**TASK DIRECTIONS:**
Look through the lines below and extract each one that contains "ratio".

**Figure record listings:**
## begin

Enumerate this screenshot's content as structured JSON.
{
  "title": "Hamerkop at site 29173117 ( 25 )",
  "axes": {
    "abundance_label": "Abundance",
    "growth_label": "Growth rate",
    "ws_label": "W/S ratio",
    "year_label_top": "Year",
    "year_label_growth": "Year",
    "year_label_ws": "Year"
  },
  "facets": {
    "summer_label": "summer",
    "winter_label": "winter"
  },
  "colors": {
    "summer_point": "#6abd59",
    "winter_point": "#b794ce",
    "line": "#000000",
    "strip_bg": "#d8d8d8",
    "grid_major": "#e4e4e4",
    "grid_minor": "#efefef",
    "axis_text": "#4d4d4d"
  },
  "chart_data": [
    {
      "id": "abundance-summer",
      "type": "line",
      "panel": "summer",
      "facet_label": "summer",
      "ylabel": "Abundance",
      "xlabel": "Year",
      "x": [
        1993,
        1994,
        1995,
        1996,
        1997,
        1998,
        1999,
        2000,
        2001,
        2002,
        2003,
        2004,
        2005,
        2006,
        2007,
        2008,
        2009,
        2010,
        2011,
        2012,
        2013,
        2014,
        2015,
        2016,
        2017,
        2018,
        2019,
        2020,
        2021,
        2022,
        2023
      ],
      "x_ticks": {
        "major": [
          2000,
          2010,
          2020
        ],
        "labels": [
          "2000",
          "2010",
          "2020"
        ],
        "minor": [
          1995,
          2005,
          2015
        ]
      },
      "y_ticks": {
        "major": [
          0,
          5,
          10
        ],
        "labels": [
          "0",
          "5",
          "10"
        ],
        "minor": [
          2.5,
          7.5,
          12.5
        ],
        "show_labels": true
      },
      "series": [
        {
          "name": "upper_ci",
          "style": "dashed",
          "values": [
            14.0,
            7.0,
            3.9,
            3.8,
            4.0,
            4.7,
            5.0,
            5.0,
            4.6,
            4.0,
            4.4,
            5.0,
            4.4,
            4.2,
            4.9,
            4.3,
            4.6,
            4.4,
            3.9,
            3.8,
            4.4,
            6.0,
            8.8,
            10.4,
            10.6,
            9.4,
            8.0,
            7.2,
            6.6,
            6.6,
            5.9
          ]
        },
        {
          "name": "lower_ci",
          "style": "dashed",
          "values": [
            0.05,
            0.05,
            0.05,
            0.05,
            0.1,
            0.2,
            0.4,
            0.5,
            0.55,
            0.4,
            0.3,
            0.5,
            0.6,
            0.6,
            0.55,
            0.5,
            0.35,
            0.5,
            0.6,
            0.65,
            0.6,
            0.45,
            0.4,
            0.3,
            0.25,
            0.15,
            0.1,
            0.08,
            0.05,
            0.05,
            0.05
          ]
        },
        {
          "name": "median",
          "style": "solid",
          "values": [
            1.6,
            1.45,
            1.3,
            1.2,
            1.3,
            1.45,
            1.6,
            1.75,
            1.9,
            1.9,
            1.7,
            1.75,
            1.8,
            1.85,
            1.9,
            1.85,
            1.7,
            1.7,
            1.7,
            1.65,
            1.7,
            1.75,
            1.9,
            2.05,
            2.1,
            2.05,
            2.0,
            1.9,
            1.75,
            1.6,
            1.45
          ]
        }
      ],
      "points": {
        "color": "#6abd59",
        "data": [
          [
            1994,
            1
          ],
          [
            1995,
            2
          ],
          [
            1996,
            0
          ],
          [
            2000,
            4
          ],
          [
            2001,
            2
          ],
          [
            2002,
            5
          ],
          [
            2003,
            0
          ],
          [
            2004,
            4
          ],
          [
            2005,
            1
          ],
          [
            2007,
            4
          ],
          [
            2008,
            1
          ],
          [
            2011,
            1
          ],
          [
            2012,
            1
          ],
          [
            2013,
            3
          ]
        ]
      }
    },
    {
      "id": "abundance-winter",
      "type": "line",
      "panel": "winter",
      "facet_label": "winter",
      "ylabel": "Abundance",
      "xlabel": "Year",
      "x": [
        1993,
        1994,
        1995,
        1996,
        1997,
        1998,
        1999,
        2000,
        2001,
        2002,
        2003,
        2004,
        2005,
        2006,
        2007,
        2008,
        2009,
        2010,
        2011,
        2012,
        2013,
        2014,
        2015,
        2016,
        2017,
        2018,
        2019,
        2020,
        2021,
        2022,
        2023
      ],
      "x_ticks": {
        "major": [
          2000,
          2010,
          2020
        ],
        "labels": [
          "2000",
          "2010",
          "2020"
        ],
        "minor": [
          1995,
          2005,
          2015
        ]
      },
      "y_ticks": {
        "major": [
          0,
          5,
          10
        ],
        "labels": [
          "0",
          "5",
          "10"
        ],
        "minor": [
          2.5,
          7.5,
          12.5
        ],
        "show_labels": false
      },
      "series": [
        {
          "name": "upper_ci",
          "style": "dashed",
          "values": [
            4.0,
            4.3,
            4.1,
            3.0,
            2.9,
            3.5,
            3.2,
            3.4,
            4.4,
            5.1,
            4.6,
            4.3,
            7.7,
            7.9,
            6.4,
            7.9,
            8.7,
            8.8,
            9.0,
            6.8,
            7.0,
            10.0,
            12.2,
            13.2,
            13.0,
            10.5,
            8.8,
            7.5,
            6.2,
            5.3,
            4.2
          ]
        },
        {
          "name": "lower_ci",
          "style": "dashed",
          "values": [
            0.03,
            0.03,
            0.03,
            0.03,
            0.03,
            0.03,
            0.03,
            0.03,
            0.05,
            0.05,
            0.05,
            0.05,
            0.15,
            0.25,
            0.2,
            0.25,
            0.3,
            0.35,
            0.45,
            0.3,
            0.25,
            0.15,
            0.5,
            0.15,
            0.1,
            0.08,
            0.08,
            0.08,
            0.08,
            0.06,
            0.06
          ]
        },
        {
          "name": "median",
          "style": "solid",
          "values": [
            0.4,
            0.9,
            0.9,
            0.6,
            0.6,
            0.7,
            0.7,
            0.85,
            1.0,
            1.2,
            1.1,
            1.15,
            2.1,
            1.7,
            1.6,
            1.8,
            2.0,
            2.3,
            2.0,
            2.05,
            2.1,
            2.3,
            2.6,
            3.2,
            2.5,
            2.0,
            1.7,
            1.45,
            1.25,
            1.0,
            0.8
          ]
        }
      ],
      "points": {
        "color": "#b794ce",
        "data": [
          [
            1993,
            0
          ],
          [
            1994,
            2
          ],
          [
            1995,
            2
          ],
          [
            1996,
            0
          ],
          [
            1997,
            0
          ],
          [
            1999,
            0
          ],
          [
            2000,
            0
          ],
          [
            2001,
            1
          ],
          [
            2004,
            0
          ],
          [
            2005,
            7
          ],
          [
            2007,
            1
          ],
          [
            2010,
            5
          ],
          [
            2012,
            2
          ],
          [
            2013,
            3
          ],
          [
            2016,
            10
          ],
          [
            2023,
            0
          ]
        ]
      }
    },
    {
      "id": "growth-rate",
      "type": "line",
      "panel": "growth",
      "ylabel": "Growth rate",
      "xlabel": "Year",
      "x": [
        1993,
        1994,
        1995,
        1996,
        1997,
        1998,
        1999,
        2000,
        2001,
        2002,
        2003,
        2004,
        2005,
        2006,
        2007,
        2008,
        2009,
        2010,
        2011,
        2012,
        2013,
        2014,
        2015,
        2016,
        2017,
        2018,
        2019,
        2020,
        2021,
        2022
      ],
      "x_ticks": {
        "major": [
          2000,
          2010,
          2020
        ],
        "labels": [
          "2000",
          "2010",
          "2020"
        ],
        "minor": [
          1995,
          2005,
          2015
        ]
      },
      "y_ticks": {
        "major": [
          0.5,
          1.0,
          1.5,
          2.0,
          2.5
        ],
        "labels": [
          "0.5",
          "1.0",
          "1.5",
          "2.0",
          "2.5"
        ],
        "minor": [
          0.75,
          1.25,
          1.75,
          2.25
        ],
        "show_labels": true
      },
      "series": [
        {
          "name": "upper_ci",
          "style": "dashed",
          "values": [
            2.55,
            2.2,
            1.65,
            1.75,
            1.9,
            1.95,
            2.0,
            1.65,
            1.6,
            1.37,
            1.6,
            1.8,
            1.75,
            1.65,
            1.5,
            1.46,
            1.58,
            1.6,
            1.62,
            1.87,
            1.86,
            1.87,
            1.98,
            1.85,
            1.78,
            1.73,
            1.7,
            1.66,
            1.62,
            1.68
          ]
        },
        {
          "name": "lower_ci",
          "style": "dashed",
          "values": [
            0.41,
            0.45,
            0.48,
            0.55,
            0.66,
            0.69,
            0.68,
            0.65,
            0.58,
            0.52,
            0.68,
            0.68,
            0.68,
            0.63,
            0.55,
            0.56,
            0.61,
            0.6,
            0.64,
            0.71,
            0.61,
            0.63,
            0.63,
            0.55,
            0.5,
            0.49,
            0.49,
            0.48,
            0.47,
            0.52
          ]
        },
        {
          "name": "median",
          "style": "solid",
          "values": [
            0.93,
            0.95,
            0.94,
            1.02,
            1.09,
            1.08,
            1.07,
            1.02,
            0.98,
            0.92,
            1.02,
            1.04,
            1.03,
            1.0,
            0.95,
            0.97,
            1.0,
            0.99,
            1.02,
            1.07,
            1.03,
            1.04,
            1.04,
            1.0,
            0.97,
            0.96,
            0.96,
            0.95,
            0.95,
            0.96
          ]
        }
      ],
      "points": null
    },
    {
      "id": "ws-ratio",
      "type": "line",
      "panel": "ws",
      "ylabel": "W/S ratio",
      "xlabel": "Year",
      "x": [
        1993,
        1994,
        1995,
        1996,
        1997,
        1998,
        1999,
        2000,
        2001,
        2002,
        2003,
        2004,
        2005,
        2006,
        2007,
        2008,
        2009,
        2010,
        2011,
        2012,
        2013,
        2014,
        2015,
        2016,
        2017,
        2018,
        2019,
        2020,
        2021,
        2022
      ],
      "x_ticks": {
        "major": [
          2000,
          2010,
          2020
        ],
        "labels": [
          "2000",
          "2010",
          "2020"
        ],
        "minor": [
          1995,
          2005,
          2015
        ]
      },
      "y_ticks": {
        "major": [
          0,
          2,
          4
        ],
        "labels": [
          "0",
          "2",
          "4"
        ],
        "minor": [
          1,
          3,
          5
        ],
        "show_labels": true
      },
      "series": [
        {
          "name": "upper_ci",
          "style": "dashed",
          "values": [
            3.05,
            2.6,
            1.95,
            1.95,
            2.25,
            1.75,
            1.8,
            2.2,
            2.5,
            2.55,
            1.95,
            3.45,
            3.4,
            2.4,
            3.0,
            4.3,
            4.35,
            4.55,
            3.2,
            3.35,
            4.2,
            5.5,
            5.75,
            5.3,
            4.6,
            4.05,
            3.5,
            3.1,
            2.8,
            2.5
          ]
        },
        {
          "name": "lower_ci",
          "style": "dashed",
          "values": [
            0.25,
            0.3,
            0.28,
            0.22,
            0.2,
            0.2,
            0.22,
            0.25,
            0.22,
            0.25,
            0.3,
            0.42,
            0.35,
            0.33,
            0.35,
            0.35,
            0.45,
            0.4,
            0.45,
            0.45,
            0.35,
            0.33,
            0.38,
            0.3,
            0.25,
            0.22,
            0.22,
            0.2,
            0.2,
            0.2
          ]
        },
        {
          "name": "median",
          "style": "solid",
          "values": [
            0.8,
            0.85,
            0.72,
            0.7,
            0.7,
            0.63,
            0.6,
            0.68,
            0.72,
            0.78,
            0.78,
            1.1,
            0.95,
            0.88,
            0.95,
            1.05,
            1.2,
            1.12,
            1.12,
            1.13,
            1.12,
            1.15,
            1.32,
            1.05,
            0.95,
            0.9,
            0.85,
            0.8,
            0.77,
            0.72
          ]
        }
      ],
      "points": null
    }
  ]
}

## end

**COMPLETED EXERCISE:**
    "ws_label": "W/S ratio",
      "id": "ws-ratio",
      "ylabel": "W/S ratio",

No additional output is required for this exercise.